Reproduce the material in full, exactly as written.

|---|

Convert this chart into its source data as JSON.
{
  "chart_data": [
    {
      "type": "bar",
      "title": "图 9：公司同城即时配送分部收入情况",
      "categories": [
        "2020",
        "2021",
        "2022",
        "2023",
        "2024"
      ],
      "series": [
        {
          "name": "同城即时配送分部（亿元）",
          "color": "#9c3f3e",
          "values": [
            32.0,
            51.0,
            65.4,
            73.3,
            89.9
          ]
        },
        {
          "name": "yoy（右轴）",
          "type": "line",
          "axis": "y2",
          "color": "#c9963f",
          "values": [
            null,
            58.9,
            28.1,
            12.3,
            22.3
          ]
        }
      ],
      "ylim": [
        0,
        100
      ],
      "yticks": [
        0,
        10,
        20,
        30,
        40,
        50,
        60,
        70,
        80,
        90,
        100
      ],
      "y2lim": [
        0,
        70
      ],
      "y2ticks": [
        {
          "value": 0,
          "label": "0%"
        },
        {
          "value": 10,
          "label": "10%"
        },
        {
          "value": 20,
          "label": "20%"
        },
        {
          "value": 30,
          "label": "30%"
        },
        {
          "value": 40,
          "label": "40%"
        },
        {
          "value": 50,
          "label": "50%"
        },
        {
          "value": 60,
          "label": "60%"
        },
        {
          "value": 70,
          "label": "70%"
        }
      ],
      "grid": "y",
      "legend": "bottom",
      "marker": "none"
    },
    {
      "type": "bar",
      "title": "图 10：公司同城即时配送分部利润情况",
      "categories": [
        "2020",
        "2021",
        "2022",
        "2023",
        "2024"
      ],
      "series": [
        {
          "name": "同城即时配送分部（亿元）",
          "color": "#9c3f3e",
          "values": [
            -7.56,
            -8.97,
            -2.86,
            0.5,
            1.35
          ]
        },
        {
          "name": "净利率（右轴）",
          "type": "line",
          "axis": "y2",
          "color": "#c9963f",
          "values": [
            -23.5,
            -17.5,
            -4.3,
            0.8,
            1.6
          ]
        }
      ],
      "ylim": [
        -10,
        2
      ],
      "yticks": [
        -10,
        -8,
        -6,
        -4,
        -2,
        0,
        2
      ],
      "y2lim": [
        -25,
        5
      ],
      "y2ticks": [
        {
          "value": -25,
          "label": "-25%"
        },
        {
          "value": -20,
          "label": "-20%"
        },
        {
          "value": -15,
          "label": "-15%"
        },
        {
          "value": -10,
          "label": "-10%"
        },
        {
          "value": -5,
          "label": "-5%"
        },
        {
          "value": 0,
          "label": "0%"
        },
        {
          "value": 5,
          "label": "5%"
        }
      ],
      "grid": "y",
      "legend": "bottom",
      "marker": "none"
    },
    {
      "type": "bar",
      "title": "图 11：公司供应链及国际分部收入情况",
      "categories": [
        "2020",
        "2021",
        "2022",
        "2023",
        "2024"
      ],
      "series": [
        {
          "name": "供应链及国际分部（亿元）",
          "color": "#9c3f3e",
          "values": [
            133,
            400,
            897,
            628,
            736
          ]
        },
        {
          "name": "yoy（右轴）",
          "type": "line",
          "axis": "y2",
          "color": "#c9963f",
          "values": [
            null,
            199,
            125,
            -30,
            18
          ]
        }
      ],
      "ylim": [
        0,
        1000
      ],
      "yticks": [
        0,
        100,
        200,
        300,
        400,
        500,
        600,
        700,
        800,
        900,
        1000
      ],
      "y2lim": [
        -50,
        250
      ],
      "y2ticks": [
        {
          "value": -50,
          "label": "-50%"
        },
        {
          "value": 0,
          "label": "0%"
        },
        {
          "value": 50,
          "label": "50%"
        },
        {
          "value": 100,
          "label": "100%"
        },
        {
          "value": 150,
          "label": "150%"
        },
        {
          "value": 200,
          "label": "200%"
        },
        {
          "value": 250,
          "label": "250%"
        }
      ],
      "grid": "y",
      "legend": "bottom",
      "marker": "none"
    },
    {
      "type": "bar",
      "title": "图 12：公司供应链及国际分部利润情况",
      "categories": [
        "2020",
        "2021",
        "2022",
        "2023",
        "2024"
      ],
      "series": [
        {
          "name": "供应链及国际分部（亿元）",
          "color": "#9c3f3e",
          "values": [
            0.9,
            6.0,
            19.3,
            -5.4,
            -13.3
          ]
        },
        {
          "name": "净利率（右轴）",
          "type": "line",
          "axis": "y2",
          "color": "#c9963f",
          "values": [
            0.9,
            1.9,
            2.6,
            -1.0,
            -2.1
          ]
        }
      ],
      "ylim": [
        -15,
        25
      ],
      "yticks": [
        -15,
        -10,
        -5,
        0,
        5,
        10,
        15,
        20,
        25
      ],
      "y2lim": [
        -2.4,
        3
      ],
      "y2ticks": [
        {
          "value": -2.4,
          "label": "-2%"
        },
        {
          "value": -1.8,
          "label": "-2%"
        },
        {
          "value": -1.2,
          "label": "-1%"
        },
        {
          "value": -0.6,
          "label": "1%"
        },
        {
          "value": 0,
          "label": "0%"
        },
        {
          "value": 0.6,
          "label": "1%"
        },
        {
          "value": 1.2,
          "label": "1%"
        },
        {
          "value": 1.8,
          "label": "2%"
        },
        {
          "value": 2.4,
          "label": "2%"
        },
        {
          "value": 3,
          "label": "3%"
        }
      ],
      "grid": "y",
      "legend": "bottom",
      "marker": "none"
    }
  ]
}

|---|

# Solution for this exercise
Convert this chart into its source data as JSON.
{
  "chart_data": [
    {
      "type": "bar",
      "title": "图 9：公司同城即时配送分部收入情况",
      "categories": [
        "2020",
        "2021",
        "2022",
        "2023",
        "2024"
      ],
      "series": [
        {
          "name": "同城即时配送分部（亿元）",
          "color": "#9c3f3e",
          "values": [
            32.0,
            51.0,
            65.4,
            73.3,
            89.9
          ]
        },
        {
          "name": "yoy（右轴）",
          "type": "line",
          "axis": "y2",
          "color": "#c9963f",
          "values": [
            null,
            58.9,
            28.1,
            12.3,
            22.3
          ]
        }
      ],
      "ylim": [
        0,
        100
      ],
      "yticks": [
        0,
        10,
        20,
        30,
        40,
        50,
        60,
        70,
        80,
        90,
        100
      ],
      "y2lim": [
        0,
        70
      ],
      "y2ticks": [
        {
          "value": 0,
          "label": "0%"
        },
        {
          "value": 10,
          "label": "10%"
        },
        {
          "value": 20,
          "label": "20%"
        },
        {
          "value": 30,
          "label": "30%"
        },
        {
          "value": 40,
          "label": "40%"
        },
        {
          "value": 50,
          "label": "50%"
        },
        {
          "value": 60,
          "label": "60%"
        },
        {
          "value": 70,
          "label": "70%"
        }
      ],
      "grid": "y",
      "legend": "bottom",
      "marker": "none"
    },
    {
      "type": "bar",
      "title": "图 10：公司同城即时配送分部利润情况",
      "categories": [
        "2020",
        "2021",
        "2022",
        "2023",
        "2024"
      ],
      "series": [
        {
          "name": "同城即时配送分部（亿元）",
          "color": "#9c3f3e",
          "values": [
            -7.56,
            -8.97,
            -2.86,
            0.5,
            1.35
          ]
        },
        {
          "name": "净利率（右轴）",
          "type": "line",
          "axis": "y2",
          "color": "#c9963f",
          "values": [
            -23.5,
            -17.5,
            -4.3,
            0.8,
            1.6
          ]
        }
      ],
      "ylim": [
        -10,
        2
      ],
      "yticks": [
        -10,
        -8,
        -6,
        -4,
        -2,
        0,
        2
      ],
      "y2lim": [
        -25,
        5
      ],
      "y2ticks": [
        {
          "value": -25,
          "label": "-25%"
        },
        {
          "value": -20,
          "label": "-20%"
        },
        {
          "value": -15,
          "label": "-15%"
        },
        {
          "value": -10,
          "label": "-10%"
        },
        {
          "value": -5,
          "label": "-5%"
        },
        {
          "value": 0,
          "label": "0%"
        },
        {
          "value": 5,
          "label": "5%"
        }
      ],
      "grid": "y",
      "legend": "bottom",
      "marker": "none"
    },
    {
      "type": "bar",
      "title": "图 11：公司供应链及国际分部收入情况",
      "categories": [
        "2020",
        "2021",
        "2022",
        "2023",
        "2024"
      ],
      "series": [
        {
          "name": "供应链及国际分部（亿元）",
          "color": "#9c3f3e",
          "values": [
            133,
            400,
            897,
            628,
            736
          ]
        },
        {
          "name": "yoy（右轴）",
          "type": "line",
          "axis": "y2",
          "color": "#c9963f",
          "values": [
            null,
            199,
            125,
            -30,
            18
          ]
        }
      ],
      "ylim": [
        0,
        1000
      ],
      "yticks": [
        0,
        100,
        200,
        300,
        400,
        500,
        600,
        700,
        800,
        900,
        1000
      ],
      "y2lim": [
        -50,
        250
      ],
      "y2ticks": [
        {
          "value": -50,
          "label": "-50%"
        },
        {
          "value": 0,
          "label": "0%"
        },
        {
          "value": 50,
          "label": "50%"
        },
        {
          "value": 100,
          "label": "100%"
        },
        {
          "value": 150,
          "label": "150%"
        },
        {
          "value": 200,
          "label": "200%"
        },
        {
          "value": 250,
          "label": "250%"
        }
      ],
      "grid": "y",
      "legend": "bottom",
      "marker": "none"
    },
    {
      "type": "bar",
      "title": "图 12：公司供应链及国际分部利润情况",
      "categories": [
        "2020",
        "2021",
        "2022",
        "2023",
        "2024"
      ],
      "series": [
        {
          "name": "供应链及国际分部（亿元）",
          "color": "#9c3f3e",
          "values": [
            0.9,
            6.0,
            19.3,
            -5.4,
            -13.3
          ]
        },
        {
          "name": "净利率（右轴）",
          "type": "line",
          "axis": "y2",
          "color": "#c9963f",
          "values": [
            0.9,
            1.9,
            2.6,
            -1.0,
            -2.1
          ]
        }
      ],
      "ylim": [
        -15,
        25
      ],
      "yticks": [
        -15,
        -10,
        -5,
        0,
        5,
        10,
        15,
        20,
        25
      ],
      "y2lim": [
        -2.4,
        3
      ],
      "y2ticks": [
        {
          "value": -2.4,
          "label": "-2%"
        },
        {
          "value": -1.8,
          "label": "-2%"
        },
        {
          "value": -1.2,
          "label": "-1%"
        },
        {
          "value": -0.6,
          "label": "1%"
        },
        {
          "value": 0,
          "label": "0%"
        },
        {
          "value": 0.6,
          "label": "1%"
        },
        {
          "value": 1.2,
          "label": "1%"
        },
        {
          "value": 1.8,
          "label": "2%"
        },
        {
          "value": 2.4,
          "label": "2%"
        },
        {
          "value": 3,
          "label": "3%"
        }
      ],
      "grid": "y",
      "legend": "bottom",
      "marker": "none"
    }
  ]
}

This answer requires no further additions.